— BEGIN Data for this task —

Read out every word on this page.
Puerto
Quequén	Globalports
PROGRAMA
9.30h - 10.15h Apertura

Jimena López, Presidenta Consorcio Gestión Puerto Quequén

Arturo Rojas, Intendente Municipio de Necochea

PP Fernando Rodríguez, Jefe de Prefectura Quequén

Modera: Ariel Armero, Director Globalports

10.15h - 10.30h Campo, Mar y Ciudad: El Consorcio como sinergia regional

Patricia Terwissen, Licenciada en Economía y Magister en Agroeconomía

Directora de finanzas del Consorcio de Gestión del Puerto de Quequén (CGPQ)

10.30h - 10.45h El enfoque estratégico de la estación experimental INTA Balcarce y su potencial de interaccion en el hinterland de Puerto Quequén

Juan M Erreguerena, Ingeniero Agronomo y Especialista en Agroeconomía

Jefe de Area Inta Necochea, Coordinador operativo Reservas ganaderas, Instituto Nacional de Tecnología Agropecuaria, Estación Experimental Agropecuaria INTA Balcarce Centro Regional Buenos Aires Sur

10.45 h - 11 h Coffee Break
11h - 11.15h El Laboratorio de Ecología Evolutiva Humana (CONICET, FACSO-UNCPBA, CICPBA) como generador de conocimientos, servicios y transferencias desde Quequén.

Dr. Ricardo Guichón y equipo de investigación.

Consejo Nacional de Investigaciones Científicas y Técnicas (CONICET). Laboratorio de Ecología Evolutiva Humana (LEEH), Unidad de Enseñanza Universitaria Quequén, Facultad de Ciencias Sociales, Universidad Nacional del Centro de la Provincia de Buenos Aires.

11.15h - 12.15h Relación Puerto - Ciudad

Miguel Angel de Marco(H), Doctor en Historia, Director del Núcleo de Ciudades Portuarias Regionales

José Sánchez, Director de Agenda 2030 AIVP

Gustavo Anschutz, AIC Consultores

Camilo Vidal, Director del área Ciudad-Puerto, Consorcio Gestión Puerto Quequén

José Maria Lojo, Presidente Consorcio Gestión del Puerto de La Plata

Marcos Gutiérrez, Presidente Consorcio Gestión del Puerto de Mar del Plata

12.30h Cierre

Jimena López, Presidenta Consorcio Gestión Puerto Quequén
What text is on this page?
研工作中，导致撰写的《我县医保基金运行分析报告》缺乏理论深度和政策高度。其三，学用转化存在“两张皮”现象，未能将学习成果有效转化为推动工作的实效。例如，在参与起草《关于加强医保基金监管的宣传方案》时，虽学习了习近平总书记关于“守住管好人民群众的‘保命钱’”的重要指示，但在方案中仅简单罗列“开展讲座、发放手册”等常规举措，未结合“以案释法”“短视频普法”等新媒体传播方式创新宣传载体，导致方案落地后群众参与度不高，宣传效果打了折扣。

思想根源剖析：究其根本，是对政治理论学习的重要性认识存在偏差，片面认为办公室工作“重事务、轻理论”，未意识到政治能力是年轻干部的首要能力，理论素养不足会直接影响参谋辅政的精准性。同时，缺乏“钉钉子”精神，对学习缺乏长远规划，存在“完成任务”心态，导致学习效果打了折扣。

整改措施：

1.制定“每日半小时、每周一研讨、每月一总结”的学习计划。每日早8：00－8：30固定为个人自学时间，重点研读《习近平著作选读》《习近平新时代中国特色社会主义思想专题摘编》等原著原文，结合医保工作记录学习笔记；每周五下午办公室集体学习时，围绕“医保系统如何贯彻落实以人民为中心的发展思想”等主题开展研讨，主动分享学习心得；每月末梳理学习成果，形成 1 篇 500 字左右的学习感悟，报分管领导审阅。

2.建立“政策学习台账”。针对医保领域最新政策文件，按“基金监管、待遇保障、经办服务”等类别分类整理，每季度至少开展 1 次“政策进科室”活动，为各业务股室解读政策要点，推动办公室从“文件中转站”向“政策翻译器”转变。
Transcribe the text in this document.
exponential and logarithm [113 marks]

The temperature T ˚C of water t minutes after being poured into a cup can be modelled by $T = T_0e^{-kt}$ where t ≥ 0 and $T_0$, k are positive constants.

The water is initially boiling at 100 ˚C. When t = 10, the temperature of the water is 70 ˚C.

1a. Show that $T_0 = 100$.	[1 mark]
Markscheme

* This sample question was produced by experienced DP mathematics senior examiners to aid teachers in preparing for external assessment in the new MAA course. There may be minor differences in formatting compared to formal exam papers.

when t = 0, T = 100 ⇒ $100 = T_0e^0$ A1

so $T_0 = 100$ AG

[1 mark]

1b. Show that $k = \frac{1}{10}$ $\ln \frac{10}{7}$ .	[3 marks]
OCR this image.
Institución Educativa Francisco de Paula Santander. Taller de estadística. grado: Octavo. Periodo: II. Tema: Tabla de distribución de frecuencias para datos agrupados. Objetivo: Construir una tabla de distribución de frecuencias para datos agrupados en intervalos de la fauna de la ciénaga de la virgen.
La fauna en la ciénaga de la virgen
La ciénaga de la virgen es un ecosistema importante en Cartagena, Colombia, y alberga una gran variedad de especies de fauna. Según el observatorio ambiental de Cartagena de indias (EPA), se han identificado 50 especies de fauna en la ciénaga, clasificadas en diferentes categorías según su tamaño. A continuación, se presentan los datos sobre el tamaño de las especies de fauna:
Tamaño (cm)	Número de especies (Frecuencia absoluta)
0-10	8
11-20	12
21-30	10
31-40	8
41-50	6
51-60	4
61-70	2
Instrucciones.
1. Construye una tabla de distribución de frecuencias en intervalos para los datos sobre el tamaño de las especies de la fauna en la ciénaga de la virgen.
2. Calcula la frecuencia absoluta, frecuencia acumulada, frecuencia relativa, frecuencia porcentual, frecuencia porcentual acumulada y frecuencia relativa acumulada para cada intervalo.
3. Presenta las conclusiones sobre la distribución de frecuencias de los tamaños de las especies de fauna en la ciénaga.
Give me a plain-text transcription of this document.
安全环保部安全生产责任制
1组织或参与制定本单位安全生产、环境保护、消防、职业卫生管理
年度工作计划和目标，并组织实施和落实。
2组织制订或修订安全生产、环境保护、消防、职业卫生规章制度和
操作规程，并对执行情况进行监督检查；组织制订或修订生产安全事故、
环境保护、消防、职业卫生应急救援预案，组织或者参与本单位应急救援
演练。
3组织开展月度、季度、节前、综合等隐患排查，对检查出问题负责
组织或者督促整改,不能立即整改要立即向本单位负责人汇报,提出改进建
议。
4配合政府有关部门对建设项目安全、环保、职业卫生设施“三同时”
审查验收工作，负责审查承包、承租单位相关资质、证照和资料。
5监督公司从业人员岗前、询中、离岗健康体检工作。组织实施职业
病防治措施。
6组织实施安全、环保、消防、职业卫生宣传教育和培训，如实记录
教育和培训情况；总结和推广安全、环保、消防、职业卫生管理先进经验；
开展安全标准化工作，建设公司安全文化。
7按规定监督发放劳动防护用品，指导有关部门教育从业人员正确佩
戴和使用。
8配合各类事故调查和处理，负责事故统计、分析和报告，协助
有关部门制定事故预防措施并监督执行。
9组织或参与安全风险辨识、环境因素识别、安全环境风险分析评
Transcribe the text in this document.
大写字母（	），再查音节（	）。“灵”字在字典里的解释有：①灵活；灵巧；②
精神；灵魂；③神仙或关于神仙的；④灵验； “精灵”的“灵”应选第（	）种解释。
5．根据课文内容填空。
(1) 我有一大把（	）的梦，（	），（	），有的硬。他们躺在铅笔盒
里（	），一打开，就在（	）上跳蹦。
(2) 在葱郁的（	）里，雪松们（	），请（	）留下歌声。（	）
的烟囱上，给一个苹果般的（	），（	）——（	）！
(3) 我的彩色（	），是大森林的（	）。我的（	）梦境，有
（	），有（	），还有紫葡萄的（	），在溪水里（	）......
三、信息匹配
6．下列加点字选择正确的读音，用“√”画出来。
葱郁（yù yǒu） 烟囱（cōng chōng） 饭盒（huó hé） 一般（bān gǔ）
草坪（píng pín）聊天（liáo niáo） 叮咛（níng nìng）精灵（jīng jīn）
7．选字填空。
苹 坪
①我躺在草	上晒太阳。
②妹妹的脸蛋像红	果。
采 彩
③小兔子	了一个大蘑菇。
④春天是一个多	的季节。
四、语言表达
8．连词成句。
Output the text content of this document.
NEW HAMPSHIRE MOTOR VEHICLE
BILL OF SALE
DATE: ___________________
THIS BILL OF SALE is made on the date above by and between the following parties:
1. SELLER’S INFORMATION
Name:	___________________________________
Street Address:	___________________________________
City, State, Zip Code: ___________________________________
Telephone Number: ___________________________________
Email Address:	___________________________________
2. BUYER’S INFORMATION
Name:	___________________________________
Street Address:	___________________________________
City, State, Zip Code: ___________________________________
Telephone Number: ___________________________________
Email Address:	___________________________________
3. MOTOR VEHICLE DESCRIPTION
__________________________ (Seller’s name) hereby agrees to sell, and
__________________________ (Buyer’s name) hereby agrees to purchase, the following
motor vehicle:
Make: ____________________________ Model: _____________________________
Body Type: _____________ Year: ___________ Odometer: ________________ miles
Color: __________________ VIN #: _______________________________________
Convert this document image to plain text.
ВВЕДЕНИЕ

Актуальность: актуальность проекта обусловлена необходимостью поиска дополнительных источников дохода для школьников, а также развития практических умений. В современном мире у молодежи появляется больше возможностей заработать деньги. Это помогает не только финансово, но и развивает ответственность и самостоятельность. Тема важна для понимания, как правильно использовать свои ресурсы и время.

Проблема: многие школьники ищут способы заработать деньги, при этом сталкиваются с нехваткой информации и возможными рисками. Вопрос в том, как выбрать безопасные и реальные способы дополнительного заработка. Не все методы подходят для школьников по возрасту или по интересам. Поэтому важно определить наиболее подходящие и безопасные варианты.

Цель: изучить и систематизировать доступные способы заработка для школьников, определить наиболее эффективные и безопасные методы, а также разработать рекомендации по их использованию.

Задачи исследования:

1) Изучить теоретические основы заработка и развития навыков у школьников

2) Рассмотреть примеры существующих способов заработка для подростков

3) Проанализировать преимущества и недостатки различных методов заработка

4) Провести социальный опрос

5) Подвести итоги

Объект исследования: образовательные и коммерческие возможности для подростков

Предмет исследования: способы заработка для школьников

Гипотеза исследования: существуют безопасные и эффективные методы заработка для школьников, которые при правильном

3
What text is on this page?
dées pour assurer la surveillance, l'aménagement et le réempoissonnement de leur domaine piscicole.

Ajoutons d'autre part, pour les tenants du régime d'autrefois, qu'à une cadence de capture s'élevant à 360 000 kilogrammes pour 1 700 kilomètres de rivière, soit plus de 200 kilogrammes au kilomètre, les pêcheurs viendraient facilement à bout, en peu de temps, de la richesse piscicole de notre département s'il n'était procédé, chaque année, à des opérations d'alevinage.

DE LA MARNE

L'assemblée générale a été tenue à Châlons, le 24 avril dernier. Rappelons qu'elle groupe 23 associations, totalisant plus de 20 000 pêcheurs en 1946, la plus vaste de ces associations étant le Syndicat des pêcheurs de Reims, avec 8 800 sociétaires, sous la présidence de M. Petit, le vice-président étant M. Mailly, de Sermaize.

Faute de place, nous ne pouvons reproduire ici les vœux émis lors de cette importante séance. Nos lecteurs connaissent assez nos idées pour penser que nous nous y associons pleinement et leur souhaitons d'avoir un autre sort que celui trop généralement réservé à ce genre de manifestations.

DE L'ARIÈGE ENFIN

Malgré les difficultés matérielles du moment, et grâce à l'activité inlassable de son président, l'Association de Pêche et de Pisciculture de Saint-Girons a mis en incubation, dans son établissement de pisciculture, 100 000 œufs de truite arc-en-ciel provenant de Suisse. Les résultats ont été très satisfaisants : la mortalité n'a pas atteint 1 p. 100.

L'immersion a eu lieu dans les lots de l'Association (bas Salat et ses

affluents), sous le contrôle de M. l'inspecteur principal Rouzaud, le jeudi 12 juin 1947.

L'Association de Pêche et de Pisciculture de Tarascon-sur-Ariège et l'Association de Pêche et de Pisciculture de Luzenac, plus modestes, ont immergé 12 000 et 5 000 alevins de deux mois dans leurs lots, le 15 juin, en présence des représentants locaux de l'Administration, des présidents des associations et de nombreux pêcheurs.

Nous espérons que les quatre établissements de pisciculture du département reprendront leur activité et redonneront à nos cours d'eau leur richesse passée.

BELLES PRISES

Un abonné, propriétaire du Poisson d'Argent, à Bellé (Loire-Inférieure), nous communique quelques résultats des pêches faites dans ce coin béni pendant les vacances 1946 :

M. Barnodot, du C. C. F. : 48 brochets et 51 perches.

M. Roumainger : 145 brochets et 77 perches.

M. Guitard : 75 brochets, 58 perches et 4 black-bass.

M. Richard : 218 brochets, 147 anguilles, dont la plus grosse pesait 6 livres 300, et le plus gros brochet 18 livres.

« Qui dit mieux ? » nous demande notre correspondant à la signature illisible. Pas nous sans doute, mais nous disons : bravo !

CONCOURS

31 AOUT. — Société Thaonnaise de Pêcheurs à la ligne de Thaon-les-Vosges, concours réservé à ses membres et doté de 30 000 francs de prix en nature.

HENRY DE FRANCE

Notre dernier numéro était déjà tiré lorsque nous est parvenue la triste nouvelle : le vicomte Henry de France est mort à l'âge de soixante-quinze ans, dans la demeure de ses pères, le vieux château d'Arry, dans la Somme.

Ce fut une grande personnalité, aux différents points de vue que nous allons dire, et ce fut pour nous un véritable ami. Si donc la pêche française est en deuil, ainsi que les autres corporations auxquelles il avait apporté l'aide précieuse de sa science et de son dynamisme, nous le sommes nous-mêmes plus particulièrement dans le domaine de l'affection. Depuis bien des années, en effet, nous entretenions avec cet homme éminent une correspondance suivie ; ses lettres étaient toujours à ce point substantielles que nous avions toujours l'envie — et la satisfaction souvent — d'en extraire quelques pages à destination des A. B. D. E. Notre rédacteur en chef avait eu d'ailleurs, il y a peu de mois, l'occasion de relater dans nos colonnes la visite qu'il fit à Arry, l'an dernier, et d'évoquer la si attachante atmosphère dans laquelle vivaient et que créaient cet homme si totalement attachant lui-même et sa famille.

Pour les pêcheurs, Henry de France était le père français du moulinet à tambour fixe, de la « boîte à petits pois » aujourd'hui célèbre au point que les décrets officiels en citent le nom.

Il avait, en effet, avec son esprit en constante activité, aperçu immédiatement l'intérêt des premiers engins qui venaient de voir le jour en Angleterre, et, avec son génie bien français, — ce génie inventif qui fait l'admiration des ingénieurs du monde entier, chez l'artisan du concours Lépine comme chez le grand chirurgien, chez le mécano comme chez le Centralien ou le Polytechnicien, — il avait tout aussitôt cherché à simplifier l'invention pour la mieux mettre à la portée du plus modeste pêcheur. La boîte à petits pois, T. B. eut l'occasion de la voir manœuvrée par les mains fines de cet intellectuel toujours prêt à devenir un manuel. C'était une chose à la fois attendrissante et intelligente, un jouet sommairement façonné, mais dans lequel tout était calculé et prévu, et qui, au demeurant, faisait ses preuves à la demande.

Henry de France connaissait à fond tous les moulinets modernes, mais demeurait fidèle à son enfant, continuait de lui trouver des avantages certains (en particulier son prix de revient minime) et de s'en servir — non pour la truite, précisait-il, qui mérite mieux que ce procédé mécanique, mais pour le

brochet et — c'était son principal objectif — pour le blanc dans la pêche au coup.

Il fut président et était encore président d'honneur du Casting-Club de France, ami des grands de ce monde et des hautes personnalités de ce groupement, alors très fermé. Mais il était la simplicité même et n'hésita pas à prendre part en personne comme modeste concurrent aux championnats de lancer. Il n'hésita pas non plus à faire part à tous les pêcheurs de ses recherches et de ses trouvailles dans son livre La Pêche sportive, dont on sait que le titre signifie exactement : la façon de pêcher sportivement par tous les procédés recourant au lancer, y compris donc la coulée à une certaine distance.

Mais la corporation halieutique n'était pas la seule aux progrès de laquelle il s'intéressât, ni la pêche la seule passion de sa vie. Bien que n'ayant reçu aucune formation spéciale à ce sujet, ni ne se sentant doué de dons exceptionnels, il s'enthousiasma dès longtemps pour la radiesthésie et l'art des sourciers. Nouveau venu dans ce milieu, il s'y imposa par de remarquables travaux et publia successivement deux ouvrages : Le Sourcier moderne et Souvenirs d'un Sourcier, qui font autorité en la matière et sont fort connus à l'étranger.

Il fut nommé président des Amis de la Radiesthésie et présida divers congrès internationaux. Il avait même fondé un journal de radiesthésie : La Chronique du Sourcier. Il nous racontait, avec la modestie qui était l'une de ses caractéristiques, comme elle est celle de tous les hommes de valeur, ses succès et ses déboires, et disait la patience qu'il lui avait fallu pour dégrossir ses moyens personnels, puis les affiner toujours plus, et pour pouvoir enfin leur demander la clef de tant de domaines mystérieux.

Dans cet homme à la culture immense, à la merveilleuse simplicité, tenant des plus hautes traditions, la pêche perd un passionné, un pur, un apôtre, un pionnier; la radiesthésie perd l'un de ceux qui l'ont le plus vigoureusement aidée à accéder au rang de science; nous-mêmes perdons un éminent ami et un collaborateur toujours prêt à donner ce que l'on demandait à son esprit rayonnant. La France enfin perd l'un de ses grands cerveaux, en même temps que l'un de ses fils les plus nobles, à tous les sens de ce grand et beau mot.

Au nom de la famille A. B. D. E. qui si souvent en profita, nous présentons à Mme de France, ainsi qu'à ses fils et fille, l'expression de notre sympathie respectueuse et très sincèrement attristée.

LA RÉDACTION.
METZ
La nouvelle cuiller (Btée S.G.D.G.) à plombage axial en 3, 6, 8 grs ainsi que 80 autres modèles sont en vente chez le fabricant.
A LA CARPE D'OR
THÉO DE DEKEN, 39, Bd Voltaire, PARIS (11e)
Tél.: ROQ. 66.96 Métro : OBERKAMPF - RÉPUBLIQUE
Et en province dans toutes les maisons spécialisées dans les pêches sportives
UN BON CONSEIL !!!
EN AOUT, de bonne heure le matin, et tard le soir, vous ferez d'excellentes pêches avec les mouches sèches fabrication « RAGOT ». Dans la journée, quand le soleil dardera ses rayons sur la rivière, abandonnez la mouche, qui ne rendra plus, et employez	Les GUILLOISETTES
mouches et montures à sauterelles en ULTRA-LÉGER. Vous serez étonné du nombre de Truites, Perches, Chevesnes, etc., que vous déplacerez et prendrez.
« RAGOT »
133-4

— END Data for this task —

» Stated problem
Copy out every line in the listing where the word "tabla" appears.

» Response
Institución Educativa Francisco de Paula Santander. Taller de estadística. grado: Octavo. Periodo: II. Tema: Tabla de distribución de frecuencias para datos agrupados. Objetivo: Construir una tabla de distribución de frecuencias para datos agrupados en intervalos de la fauna de la ciénaga de la virgen.
1. Construye una tabla de distribución de frecuencias en intervalos para los datos sobre el tamaño de las especies de la fauna en la ciénaga de la virgen.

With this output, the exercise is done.